- **Items from a dataset**
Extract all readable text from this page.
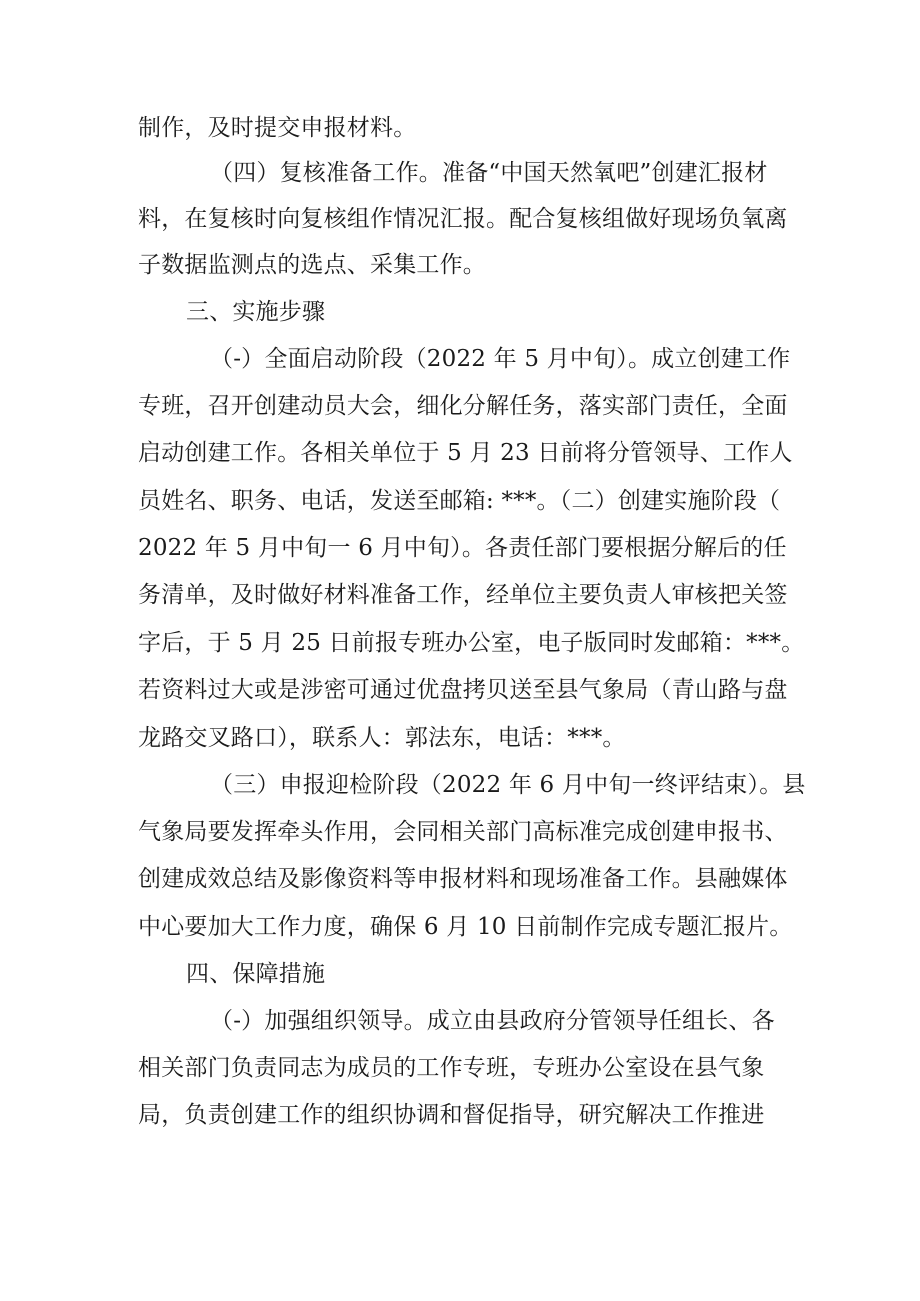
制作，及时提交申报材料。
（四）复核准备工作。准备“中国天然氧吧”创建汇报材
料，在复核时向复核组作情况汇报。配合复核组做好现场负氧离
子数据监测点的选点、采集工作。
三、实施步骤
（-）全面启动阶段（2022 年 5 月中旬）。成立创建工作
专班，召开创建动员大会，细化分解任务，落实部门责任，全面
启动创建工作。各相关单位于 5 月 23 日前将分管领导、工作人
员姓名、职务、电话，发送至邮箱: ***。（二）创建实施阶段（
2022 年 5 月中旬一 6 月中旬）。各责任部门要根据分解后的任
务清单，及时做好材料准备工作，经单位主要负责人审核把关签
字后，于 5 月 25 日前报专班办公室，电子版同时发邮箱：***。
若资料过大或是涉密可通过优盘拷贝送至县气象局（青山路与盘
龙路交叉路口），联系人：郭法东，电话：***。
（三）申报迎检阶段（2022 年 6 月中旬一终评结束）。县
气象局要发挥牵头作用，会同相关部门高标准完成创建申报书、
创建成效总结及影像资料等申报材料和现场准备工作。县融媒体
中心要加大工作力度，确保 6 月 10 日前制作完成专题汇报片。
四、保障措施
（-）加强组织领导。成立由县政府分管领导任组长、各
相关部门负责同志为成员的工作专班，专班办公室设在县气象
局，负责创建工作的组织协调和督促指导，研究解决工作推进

==

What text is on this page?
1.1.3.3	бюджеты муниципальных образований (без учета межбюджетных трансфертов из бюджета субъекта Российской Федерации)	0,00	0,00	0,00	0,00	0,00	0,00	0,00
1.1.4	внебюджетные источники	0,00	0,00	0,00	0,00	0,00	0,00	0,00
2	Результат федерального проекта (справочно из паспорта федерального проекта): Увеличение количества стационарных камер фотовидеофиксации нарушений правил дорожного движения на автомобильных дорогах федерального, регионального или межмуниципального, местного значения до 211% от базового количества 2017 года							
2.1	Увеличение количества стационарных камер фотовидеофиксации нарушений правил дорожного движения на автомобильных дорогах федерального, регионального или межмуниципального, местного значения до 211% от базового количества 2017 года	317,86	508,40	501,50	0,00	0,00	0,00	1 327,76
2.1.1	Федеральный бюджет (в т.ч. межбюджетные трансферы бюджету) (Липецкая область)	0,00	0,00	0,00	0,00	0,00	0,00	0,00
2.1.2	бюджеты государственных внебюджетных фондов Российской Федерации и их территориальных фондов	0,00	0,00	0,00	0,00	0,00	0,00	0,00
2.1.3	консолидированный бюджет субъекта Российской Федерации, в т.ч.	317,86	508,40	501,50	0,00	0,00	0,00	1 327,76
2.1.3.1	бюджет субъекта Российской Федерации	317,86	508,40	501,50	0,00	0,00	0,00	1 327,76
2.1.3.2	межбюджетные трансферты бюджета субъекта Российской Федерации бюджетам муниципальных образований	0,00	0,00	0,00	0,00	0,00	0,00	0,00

- **EXERCISE**
Pick out the lines containing the string "регионального".

- **OUTPUT FOR THIS EXERCISE**
2	Результат федерального проекта (справочно из паспорта федерального проекта): Увеличение количества стационарных камер фотовидеофиксации нарушений правил дорожного движения на автомобильных дорогах федерального, регионального или межмуниципального, местного значения до 211% от базового количества 2017 года							
2.1	Увеличение количества стационарных камер фотовидеофиксации нарушений правил дорожного движения на автомобильных дорогах федерального, регионального или межмуниципального, местного значения до 211% от базового количества 2017 года	317,86	508,40	501,50	0,00	0,00	0,00	1 327,76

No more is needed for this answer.